____ Task input

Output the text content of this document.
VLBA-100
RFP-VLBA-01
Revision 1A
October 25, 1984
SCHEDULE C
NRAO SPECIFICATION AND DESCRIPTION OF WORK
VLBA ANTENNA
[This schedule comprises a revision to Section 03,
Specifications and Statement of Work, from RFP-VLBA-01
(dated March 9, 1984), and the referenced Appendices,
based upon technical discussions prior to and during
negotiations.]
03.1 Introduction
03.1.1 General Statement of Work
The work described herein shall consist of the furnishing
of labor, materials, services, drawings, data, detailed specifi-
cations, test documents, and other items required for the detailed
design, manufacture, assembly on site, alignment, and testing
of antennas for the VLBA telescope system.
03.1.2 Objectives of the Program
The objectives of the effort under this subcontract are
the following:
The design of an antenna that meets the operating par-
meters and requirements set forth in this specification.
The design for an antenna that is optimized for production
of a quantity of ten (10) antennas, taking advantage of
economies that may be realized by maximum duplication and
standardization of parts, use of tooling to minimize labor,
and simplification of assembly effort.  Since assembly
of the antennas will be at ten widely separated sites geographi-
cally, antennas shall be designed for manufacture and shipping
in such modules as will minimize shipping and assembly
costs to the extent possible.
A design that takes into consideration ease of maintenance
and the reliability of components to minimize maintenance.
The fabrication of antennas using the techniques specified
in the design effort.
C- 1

________

▶ Exercise objective: Scan the data above and copy every line with "assembly" in it.

▶ Solution to the problem:
design, manufacture, assembly on site, alignment, and testing
and simplification of assembly effort.  Since assembly
in such modules as will minimize shipping and assembly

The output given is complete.